Aim of the task » Locate every line in the material below that has the word "ratio". Copy each of those lines.
:::
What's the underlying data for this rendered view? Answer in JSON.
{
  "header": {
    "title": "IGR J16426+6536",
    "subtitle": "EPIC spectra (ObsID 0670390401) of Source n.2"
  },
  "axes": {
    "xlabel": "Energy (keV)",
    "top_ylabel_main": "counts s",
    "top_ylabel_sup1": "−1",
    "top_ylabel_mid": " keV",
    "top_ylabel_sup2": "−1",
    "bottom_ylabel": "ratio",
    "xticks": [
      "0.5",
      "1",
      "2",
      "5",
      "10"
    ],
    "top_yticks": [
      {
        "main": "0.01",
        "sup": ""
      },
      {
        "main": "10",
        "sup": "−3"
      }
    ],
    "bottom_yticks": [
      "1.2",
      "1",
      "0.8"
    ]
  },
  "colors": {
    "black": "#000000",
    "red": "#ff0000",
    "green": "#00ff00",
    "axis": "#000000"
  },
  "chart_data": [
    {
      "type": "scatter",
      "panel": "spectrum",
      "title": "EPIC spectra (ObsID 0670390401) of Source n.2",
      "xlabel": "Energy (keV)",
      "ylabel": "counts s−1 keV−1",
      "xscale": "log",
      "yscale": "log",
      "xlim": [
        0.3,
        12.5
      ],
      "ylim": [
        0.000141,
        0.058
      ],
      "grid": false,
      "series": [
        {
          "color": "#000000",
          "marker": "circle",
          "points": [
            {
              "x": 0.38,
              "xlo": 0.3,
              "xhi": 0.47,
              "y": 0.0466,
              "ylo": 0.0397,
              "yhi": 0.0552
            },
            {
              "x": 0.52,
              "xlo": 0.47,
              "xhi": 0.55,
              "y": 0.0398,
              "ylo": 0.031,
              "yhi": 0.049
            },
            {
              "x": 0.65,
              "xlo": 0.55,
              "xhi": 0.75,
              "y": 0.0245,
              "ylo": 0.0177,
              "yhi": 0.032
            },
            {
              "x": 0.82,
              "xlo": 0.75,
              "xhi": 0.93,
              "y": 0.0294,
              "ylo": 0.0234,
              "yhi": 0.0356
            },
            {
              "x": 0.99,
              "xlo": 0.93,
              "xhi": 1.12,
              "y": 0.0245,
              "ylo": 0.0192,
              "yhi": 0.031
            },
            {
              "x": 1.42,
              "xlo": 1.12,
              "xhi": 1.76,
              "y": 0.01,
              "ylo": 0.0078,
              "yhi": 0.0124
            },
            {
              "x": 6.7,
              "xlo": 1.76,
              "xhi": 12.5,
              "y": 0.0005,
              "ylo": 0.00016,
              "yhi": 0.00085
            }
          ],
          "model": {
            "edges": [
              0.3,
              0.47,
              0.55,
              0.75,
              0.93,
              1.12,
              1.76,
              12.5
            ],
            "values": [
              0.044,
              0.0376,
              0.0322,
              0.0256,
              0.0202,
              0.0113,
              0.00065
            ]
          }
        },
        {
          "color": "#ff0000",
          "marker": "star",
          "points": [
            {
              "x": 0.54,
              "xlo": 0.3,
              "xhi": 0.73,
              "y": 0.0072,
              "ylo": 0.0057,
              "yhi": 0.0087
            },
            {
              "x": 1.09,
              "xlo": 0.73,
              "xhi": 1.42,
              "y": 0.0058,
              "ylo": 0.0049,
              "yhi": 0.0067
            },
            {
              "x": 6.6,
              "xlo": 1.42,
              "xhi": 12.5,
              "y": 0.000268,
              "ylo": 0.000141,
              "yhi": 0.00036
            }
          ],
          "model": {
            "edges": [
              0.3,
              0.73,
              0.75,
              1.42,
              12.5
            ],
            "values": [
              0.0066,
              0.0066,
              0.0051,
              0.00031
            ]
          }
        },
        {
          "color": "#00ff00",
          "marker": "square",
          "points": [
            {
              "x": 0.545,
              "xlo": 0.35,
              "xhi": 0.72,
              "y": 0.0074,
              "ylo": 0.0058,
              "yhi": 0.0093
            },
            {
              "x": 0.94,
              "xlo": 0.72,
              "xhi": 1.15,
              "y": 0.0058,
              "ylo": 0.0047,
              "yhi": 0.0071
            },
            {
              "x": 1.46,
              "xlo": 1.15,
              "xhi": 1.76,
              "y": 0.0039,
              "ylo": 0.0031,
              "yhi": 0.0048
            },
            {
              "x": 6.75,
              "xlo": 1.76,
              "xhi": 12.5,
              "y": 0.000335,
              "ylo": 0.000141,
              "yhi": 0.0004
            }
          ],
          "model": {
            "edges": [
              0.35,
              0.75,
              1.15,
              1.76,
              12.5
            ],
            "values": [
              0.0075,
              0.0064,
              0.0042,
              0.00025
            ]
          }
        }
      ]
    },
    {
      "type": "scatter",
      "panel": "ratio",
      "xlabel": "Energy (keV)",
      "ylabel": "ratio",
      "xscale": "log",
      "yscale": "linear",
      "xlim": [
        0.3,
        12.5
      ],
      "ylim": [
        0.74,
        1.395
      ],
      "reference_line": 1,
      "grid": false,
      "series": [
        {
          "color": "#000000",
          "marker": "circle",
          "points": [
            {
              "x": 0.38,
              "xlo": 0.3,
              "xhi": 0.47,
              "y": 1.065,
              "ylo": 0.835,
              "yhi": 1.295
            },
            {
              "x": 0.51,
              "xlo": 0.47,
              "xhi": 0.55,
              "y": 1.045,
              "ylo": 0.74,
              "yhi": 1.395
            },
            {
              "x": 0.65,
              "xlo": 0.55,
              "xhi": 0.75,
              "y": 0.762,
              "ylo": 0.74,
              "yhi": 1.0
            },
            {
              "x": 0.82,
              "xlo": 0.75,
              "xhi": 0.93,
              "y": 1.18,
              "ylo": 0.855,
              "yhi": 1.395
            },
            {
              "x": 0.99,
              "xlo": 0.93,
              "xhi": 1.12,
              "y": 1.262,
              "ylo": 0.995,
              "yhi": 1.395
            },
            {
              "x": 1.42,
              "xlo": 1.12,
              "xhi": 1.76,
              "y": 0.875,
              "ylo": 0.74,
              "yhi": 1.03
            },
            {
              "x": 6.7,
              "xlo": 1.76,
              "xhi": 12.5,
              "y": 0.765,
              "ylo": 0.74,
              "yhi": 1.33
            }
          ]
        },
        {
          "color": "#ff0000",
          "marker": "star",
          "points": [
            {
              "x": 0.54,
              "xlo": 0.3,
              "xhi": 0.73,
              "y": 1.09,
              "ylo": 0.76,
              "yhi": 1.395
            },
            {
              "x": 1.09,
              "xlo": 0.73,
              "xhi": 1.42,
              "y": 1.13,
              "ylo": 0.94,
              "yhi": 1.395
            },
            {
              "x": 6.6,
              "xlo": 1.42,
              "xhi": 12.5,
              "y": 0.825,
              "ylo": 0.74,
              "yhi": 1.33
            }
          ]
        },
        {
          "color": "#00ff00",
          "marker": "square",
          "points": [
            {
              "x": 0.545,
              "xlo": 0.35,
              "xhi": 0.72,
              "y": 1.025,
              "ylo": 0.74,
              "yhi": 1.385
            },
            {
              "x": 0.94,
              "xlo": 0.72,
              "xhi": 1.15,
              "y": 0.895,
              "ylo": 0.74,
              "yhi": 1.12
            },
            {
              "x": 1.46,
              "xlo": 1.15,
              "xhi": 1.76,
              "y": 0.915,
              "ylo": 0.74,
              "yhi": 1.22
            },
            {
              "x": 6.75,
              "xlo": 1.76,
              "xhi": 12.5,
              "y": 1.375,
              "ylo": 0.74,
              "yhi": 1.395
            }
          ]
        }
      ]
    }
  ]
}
:::
Solution below »
    "bottom_ylabel": "ratio",
      "panel": "ratio",
      "ylabel": "ratio",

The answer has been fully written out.